**Objective:**
Only the lines from the one with "Extract all readable text from this page." to the end of the data below should be given again, exactly, with both ends included and pictures omitted.

**Exercise material:**
• • • • •
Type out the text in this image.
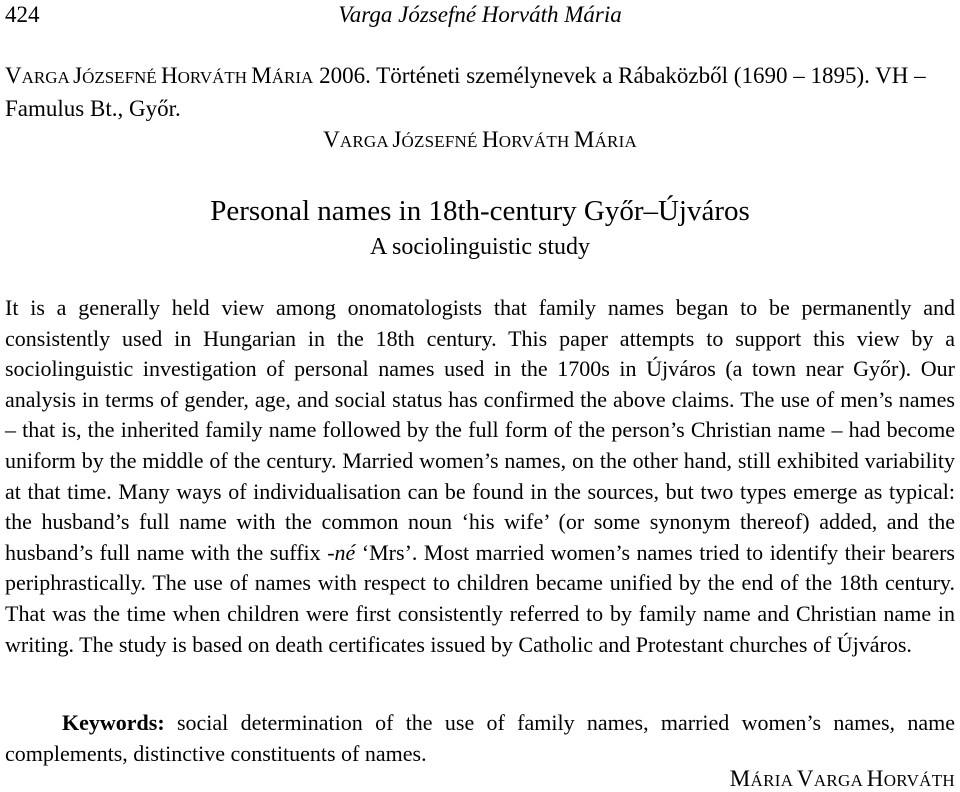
424	Varga Józsefné Horváth Mária
VARGA JÓZSEFNÉ HORVÁTH MÁRIA 2006. Történeti személynevek a Rábaközből (1690 – 1895). VH – Famulus Bt., Győr.
VARGA JÓZSEFNÉ HORVÁTH MÁRIA
Personal names in 18th-century Győr–Újváros
A sociolinguistic study

It is a generally held view among onomatologists that family names began to be permanently and consistently used in Hungarian in the 18th century. This paper attempts to support this view by a sociolinguistic investigation of personal names used in the 1700s in Újváros (a town near Győr). Our analysis in terms of gender, age, and social status has confirmed the above claims. The use of men’s names – that is, the inherited family name followed by the full form of the person’s Christian name – had become uniform by the middle of the century. Married women’s names, on the other hand, still exhibited variability at that time. Many ways of individualisation can be found in the sources, but two types emerge as typical: the husband’s full name with the common noun ‘his wife’ (or some synonym thereof) added, and the husband’s full name with the suffix -né ‘Mrs’. Most married women’s names tried to identify their bearers periphrastically. The use of names with respect to children became unified by the end of the 18th century. That was the time when children were first consistently referred to by family name and Christian name in writing. The study is based on death certificates issued by Catholic and Protestant churches of Újváros.

Keywords: social determination of the use of family names, married women’s names, name complements, distinctive constituents of names.
MÁRIA VARGA HORVÁTH
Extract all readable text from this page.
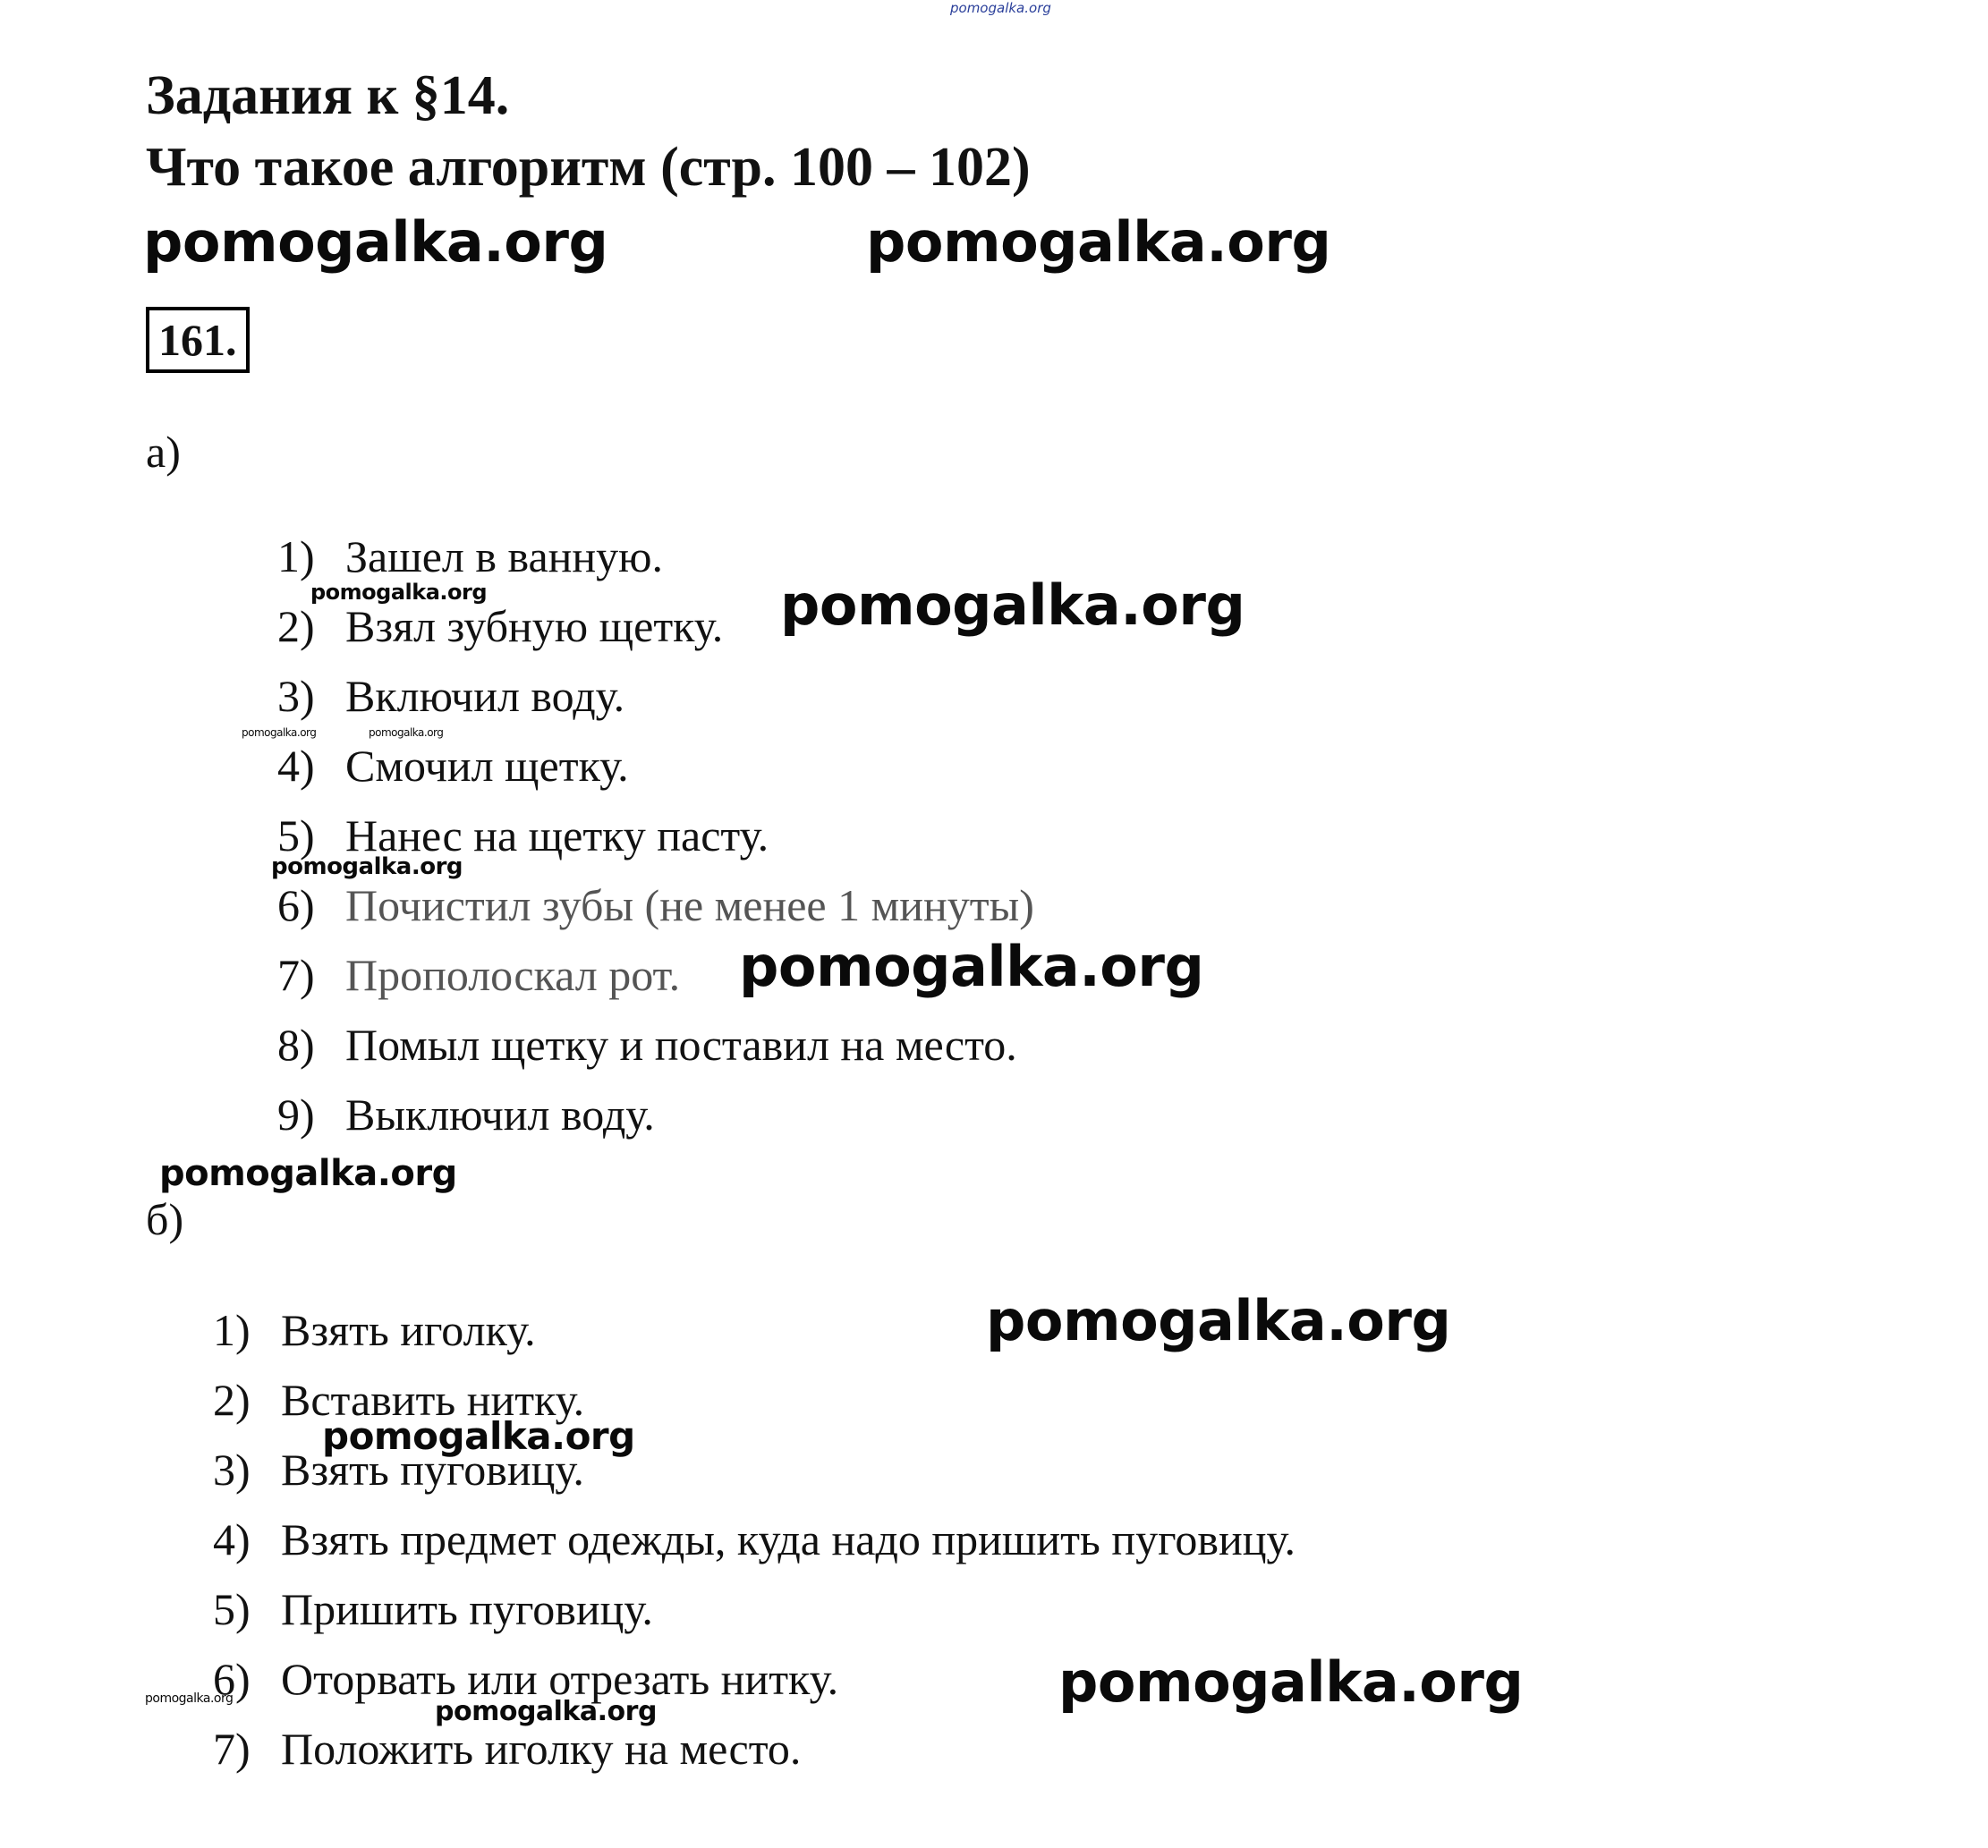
pomogalka.org
Задания к §14.
Что такое алгоритм (стр. 100 – 102)
pomogalka.org	pomogalka.org
161.
а)
1) Зашел в ванную.
2) Взял зубную щетку.
3) Включил воду.
4) Смочил щетку.
5) Нанес на щетку пасту.
6) Почистил зубы (не менее 1 минуты)
7) Прополоскал рот.
8) Помыл щетку и поставил на место.
9) Выключил воду.
pomogalka.org	pomogalka.org
pomogalka.org	pomogalka.org
pomogalka.org
pomogalka.org
pomogalka.org
б)
1) Взять иголку.
2) Вставить нитку.
3) Взять пуговицу.
4) Взять предмет одежды, куда надо пришить пуговицу.
5) Пришить пуговицу.
6) Оторвать или отрезать нитку.
7) Положить иголку на место.
pomogalka.org
pomogalka.org
pomogalka.org	pomogalka.org	pomogalka.org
• • • • •
**Full response:**
Extract all readable text from this page.
pomogalka.org
Задания к §14.
Что такое алгоритм (стр. 100 – 102)
pomogalka.org	pomogalka.org
161.
а)
1) Зашел в ванную.
2) Взял зубную щетку.
3) Включил воду.
4) Смочил щетку.
5) Нанес на щетку пасту.
6) Почистил зубы (не менее 1 минуты)
7) Прополоскал рот.
8) Помыл щетку и поставил на место.
9) Выключил воду.
pomogalka.org	pomogalka.org
pomogalka.org	pomogalka.org
pomogalka.org
pomogalka.org
pomogalka.org
б)
1) Взять иголку.
2) Вставить нитку.
3) Взять пуговицу.
4) Взять предмет одежды, куда надо пришить пуговицу.
5) Пришить пуговицу.
6) Оторвать или отрезать нитку.
7) Положить иголку на место.
pomogalka.org
pomogalka.org
pomogalka.org	pomogalka.org	pomogalka.org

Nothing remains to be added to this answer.